**Stated problem:** Your task is to transcribe the records exactly, skipping every image.

**Dataset excerpts:**
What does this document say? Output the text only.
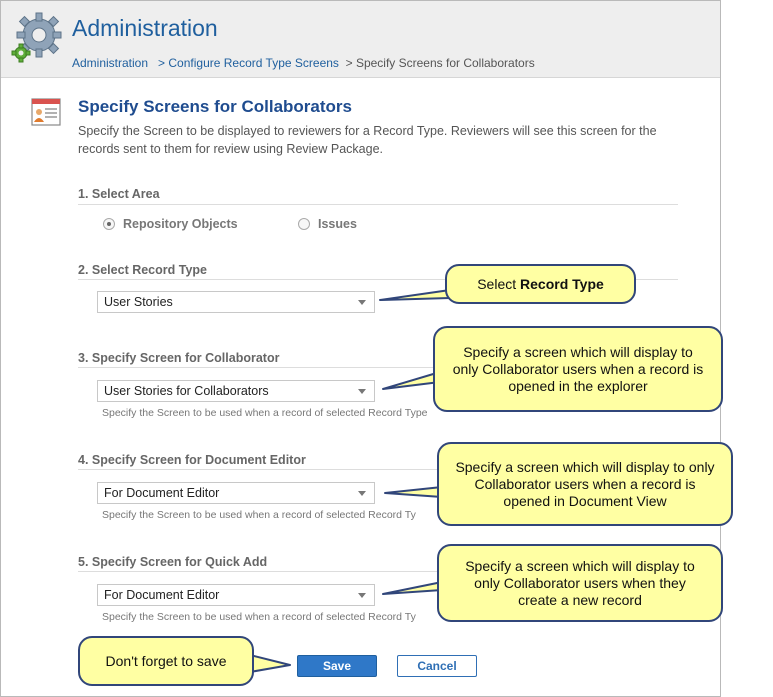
Administration
Administration > Configure Record Type Screens > Specify Screens for Collaborators
Specify Screens for Collaborators
Specify the Screen to be displayed to reviewers for a Record Type. Reviewers will see this screen for the records sent to them for review using Review Package.
1. Select Area
Repository Objects	Issues
2. Select Record Type
User Stories
3. Specify Screen for Collaborator
User Stories for Collaborators
Specify the Screen to be used when a record of selected Record Type
4. Specify Screen for Document Editor
For Document Editor
Specify the Screen to be used when a record of selected Record Ty
5. Specify Screen for Quick Add
For Document Editor
Specify the Screen to be used when a record of selected Record Ty
Save	Cancel
Select Record Type
Specify a screen which will display to only Collaborator users when a record is opened in the explorer
Specify a screen which will display to only Collaborator users when a record is opened in Document View
Specify a screen which will display to only Collaborator users when they create a new record
Don't forget to save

**The response:**
What does this document say? Output the text only.
Administration
Administration > Configure Record Type Screens > Specify Screens for Collaborators
Specify Screens for Collaborators
Specify the Screen to be displayed to reviewers for a Record Type. Reviewers will see this screen for the records sent to them for review using Review Package.
1. Select Area
Repository Objects	Issues
2. Select Record Type
User Stories
3. Specify Screen for Collaborator
User Stories for Collaborators
Specify the Screen to be used when a record of selected Record Type
4. Specify Screen for Document Editor
For Document Editor
Specify the Screen to be used when a record of selected Record Ty
5. Specify Screen for Quick Add
For Document Editor
Specify the Screen to be used when a record of selected Record Ty
Save	Cancel
Select Record Type
Specify a screen which will display to only Collaborator users when a record is opened in the explorer
Specify a screen which will display to only Collaborator users when a record is opened in Document View
Specify a screen which will display to only Collaborator users when they create a new record
Don't forget to save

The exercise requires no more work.